begin SUPPLIED INFORMATION

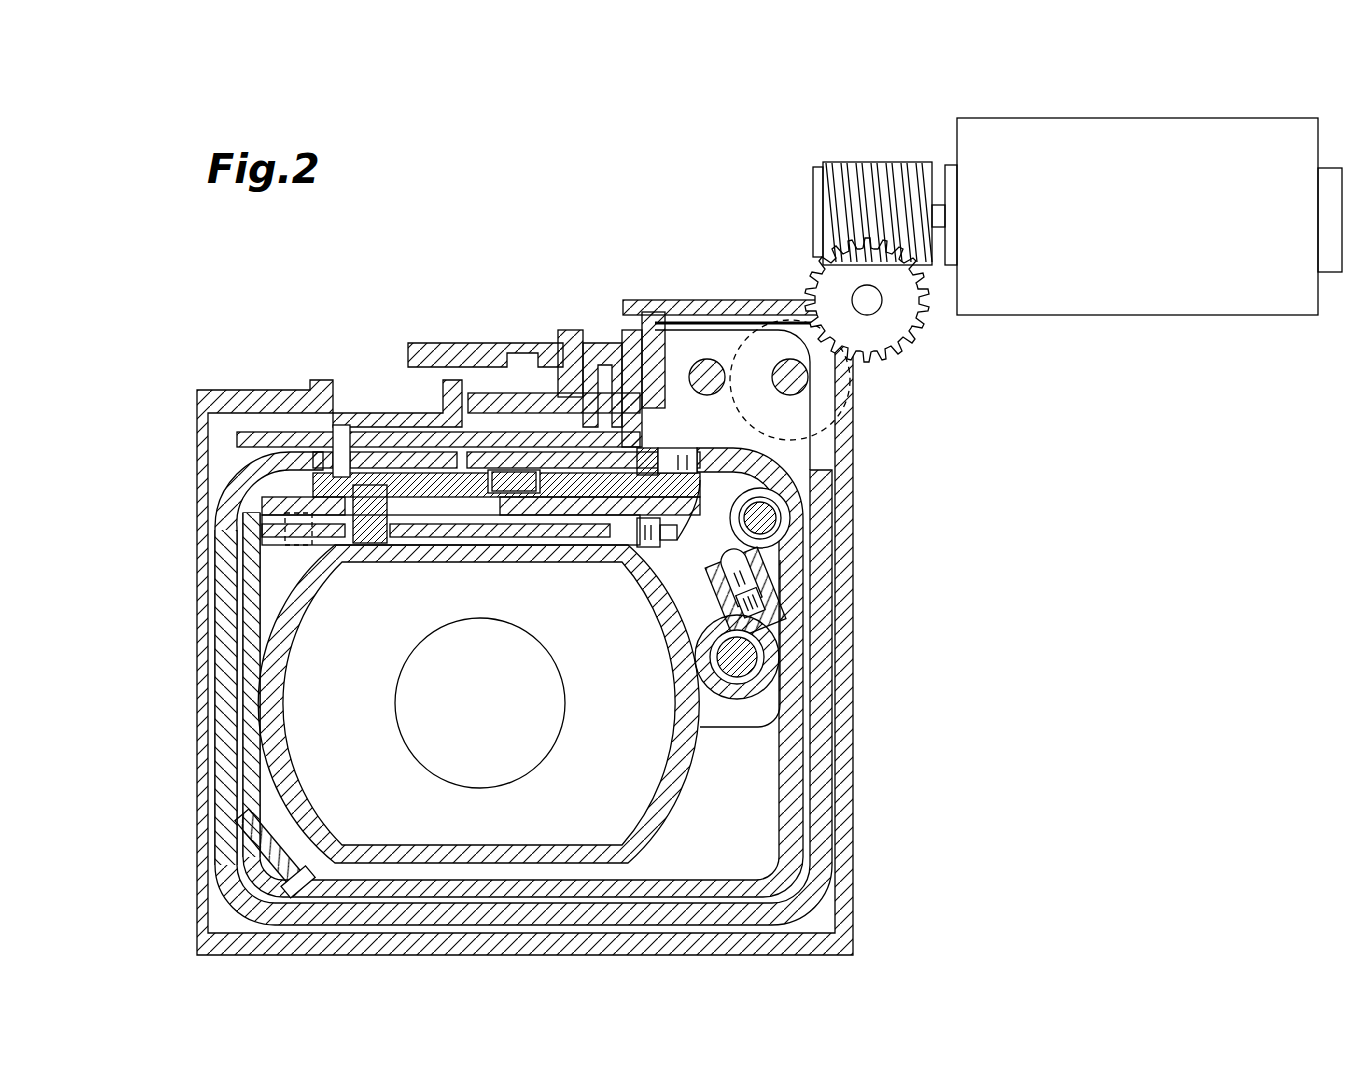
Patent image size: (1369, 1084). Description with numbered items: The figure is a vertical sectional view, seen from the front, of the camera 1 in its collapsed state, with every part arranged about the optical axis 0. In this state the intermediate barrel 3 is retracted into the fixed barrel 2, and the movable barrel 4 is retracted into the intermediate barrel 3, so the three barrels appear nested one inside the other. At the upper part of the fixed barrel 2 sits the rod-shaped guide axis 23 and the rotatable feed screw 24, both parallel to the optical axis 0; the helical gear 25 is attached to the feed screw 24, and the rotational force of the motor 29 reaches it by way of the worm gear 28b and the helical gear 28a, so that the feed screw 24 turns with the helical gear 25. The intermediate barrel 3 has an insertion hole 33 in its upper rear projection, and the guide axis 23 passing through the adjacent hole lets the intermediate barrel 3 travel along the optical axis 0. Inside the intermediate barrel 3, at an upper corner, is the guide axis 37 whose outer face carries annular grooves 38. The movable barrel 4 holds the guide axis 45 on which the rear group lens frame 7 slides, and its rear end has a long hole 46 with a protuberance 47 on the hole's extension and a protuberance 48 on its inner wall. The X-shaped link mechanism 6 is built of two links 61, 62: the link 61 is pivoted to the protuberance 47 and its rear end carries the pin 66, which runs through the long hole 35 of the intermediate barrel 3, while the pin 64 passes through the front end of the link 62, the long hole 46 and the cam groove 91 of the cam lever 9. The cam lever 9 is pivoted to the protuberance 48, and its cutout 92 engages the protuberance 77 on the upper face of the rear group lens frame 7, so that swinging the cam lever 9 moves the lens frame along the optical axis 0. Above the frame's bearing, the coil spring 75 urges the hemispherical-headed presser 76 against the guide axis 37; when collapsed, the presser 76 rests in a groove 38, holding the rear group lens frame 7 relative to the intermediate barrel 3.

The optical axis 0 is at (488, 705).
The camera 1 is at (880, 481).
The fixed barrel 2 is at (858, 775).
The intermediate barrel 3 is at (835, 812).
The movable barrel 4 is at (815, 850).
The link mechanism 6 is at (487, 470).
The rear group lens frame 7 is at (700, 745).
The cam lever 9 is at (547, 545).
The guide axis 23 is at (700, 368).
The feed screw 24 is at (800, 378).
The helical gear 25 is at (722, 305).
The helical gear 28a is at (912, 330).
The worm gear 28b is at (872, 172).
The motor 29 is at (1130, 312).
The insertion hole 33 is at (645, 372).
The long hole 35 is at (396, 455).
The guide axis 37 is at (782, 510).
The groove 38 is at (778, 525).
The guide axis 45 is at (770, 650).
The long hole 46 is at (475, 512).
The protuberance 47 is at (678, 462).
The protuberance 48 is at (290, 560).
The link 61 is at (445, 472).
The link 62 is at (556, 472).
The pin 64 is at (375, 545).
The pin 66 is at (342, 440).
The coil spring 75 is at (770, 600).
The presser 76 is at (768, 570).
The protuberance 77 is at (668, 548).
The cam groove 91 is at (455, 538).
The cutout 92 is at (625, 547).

end SUPPLIED INFORMATION
begin SUPPLIED INFORMATION

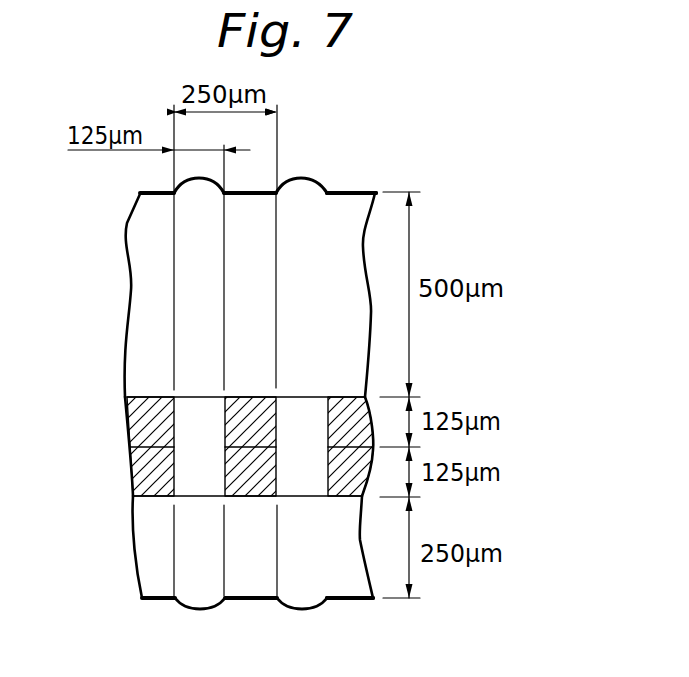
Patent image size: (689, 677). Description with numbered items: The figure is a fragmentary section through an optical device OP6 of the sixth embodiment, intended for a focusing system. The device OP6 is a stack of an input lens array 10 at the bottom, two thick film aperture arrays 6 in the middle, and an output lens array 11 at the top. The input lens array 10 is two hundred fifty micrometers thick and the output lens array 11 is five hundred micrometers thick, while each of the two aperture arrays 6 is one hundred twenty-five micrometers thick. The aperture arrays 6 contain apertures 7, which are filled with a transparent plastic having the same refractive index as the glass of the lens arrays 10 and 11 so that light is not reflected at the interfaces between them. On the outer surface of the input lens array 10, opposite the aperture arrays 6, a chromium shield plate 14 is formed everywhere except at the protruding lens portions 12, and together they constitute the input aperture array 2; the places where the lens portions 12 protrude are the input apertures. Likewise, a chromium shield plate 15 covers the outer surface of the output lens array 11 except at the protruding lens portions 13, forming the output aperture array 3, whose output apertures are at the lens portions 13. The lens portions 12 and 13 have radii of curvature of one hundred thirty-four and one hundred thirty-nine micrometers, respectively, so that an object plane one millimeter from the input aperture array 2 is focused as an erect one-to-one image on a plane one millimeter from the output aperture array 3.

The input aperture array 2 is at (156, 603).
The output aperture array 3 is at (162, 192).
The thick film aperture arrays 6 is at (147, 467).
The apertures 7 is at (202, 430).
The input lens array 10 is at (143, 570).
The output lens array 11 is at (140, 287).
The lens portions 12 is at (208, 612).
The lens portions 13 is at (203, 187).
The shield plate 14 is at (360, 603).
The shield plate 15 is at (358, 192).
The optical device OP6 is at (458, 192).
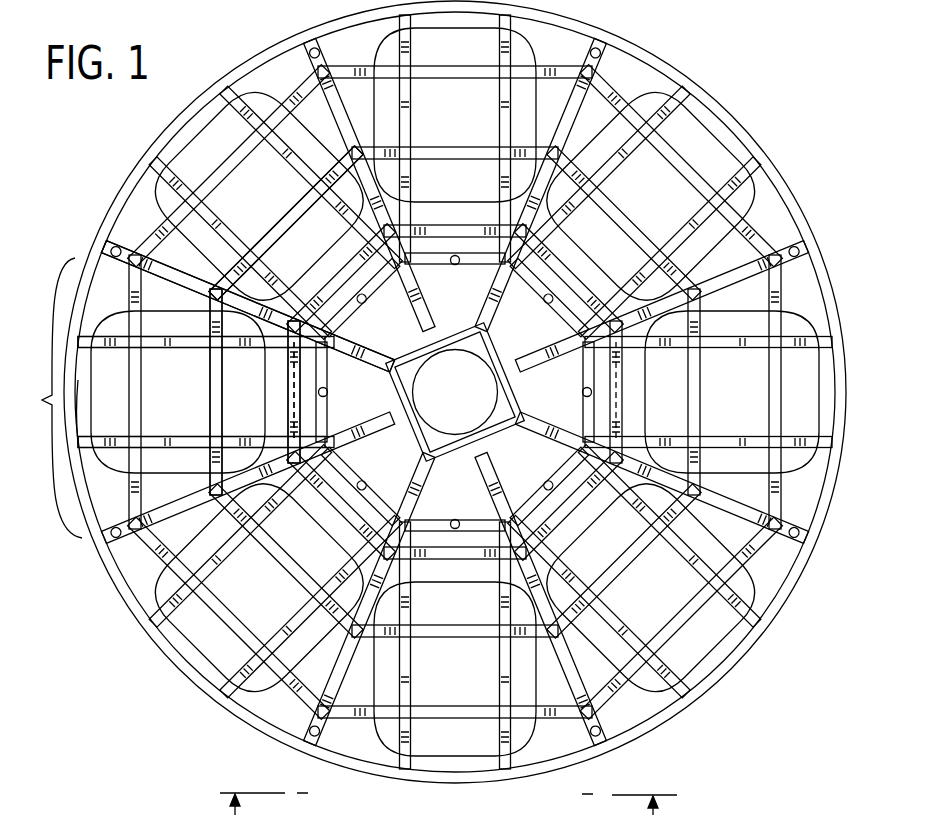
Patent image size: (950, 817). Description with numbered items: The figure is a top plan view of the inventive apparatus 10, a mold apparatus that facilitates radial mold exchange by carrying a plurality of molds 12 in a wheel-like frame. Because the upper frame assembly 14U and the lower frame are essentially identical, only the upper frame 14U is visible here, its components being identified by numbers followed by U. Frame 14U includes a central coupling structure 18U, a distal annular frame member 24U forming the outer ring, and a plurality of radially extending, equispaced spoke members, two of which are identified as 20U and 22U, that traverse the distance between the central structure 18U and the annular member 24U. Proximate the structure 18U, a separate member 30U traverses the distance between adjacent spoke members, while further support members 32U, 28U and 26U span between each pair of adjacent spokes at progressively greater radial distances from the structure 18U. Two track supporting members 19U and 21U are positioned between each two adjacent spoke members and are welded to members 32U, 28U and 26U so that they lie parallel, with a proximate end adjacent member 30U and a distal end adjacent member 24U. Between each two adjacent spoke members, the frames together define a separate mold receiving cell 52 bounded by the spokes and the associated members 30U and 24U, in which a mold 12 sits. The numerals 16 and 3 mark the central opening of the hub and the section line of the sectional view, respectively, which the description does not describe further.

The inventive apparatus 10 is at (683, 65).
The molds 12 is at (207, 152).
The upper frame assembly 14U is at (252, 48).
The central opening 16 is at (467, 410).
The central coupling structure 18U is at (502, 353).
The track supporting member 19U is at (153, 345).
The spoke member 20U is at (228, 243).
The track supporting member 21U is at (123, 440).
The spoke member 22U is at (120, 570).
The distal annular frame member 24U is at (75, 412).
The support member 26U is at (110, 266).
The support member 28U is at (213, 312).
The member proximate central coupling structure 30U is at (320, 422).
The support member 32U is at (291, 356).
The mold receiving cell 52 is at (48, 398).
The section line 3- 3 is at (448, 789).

end SUPPLIED INFORMATION

* EXERCISE AIM: Select every line that contains the word "plate", matching case exactly.

* EXERCISE ANSWER:
Patent image size: (689, 677). Description with numbered items: The figure is a fragmentary section through an optical device OP6 of the sixth embodiment, intended for a focusing system. The device OP6 is a stack of an input lens array 10 at the bottom, two thick film aperture arrays 6 in the middle, and an output lens array 11 at the top. The input lens array 10 is two hundred fifty micrometers thick and the output lens array 11 is five hundred micrometers thick, while each of the two aperture arrays 6 is one hundred twenty-five micrometers thick. The aperture arrays 6 contain apertures 7, which are filled with a transparent plastic having the same refractive index as the glass of the lens arrays 10 and 11 so that light is not reflected at the interfaces between them. On the outer surface of the input lens array 10, opposite the aperture arrays 6, a chromium shield plate 14 is formed everywhere except at the protruding lens portions 12, and together they constitute the input aperture array 2; the places where the lens portions 12 protrude are the input apertures. Likewise, a chromium shield plate 15 covers the outer surface of the output lens array 11 except at the protruding lens portions 13, forming the output aperture array 3, whose output apertures are at the lens portions 13. The lens portions 12 and 13 have radii of curvature of one hundred thirty-four and one hundred thirty-nine micrometers, respectively, so that an object plane one millimeter from the input aperture array 2 is focused as an erect one-to-one image on a plane one millimeter from the output aperture array 3.
The shield plate 14 is at (360, 603).
The shield plate 15 is at (358, 192).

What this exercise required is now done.